INSTRUCTIONS TO FOLLOW
Copy the lines holding the word "الأفكار", all of them.

[Dataset items]
######

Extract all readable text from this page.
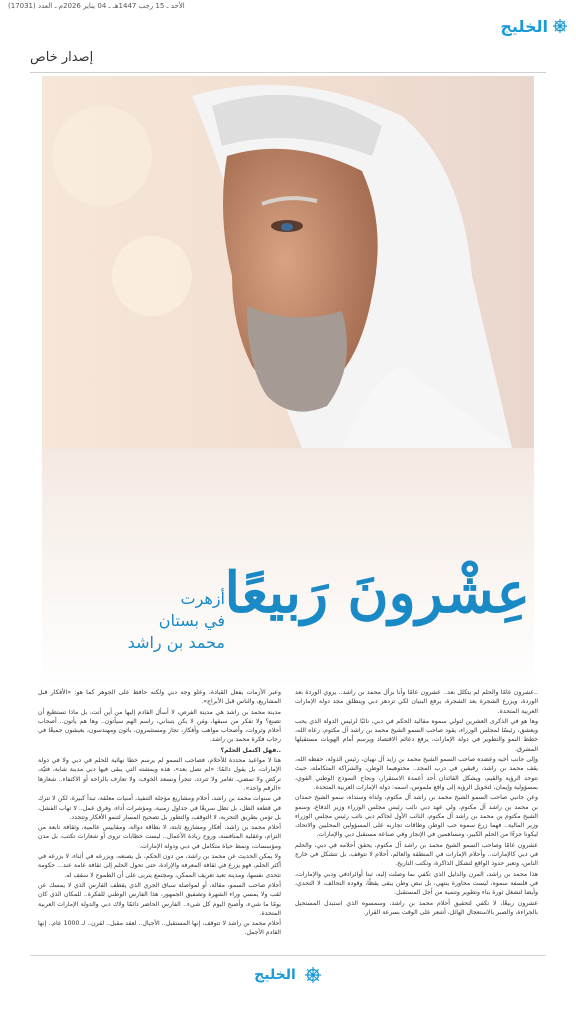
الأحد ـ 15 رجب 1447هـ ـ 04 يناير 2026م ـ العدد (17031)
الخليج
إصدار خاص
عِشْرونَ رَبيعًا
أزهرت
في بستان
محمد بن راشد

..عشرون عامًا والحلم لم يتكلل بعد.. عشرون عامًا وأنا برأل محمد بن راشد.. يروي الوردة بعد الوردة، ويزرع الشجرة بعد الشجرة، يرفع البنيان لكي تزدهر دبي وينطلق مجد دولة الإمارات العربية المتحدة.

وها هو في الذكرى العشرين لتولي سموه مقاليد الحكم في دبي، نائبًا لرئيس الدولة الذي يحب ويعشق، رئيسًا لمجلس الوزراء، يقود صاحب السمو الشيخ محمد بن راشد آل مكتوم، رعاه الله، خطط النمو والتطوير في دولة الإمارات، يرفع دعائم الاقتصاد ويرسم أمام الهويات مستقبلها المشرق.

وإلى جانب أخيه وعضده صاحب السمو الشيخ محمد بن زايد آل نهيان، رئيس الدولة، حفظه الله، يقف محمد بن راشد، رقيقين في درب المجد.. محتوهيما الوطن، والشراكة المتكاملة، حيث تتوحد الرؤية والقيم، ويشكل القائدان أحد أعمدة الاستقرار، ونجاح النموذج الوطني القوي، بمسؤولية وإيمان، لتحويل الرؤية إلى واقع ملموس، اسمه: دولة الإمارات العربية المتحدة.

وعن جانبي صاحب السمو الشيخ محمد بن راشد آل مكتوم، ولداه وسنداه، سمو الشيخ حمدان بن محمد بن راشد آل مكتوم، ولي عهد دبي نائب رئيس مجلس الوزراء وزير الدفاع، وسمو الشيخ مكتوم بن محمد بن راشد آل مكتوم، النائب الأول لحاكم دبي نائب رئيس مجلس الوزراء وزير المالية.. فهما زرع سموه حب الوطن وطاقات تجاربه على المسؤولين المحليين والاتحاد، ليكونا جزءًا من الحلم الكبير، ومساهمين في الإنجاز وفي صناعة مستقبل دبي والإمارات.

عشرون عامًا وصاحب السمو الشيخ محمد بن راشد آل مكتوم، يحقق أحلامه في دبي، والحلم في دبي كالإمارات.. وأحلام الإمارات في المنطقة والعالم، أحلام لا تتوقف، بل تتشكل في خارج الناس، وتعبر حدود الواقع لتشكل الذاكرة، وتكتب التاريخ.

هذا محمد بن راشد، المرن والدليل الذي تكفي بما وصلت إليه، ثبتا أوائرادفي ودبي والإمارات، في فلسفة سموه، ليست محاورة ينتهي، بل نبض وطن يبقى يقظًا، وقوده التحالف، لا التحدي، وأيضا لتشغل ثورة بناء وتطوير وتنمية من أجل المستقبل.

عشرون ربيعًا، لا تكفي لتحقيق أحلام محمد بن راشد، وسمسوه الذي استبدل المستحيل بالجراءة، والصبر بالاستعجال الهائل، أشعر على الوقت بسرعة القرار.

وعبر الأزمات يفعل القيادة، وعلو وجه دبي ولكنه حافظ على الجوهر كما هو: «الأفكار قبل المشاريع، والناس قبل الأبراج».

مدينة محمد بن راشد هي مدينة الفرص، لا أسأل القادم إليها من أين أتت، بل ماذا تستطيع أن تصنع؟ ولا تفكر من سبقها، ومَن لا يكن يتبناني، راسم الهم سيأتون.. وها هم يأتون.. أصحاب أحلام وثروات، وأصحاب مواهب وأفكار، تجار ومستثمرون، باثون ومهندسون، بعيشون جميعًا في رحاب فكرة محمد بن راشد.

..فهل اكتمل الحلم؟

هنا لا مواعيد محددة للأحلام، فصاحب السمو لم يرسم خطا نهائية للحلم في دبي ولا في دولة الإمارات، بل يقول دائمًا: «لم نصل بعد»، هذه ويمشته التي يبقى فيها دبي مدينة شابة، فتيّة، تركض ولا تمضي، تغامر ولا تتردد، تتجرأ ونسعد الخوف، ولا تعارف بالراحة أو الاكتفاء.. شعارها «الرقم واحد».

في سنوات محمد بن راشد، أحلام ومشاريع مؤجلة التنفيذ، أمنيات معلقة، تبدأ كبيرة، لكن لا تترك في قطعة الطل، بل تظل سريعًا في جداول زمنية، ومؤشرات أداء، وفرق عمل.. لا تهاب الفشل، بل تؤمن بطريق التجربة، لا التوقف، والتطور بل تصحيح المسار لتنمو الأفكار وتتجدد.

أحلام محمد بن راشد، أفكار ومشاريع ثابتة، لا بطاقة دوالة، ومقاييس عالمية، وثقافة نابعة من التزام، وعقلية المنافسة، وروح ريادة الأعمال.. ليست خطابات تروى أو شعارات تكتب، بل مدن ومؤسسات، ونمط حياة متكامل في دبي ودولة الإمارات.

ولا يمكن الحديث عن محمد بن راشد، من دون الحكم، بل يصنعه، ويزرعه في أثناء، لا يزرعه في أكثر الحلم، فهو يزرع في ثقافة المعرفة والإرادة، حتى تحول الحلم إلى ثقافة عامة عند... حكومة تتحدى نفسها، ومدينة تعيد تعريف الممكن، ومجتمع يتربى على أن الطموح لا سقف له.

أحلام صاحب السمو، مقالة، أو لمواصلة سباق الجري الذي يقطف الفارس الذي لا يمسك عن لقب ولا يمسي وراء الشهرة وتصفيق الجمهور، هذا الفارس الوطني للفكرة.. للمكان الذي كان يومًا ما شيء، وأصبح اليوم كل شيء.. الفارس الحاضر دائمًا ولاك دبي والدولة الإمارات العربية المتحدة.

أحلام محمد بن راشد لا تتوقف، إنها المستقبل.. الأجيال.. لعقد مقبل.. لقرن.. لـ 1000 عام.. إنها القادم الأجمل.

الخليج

######

WRITTEN RESPONSE
وعبر الأزمات يفعل القيادة، وعلو وجه دبي ولكنه حافظ على الجوهر كما هو: «الأفكار قبل المشاريع، والناس قبل الأبراج».
في سنوات محمد بن راشد، أحلام ومشاريع مؤجلة التنفيذ، أمنيات معلقة، تبدأ كبيرة، لكن لا تترك في قطعة الطل، بل تظل سريعًا في جداول زمنية، ومؤشرات أداء، وفرق عمل.. لا تهاب الفشل، بل تؤمن بطريق التجربة، لا التوقف، والتطور بل تصحيح المسار لتنمو الأفكار وتتجدد.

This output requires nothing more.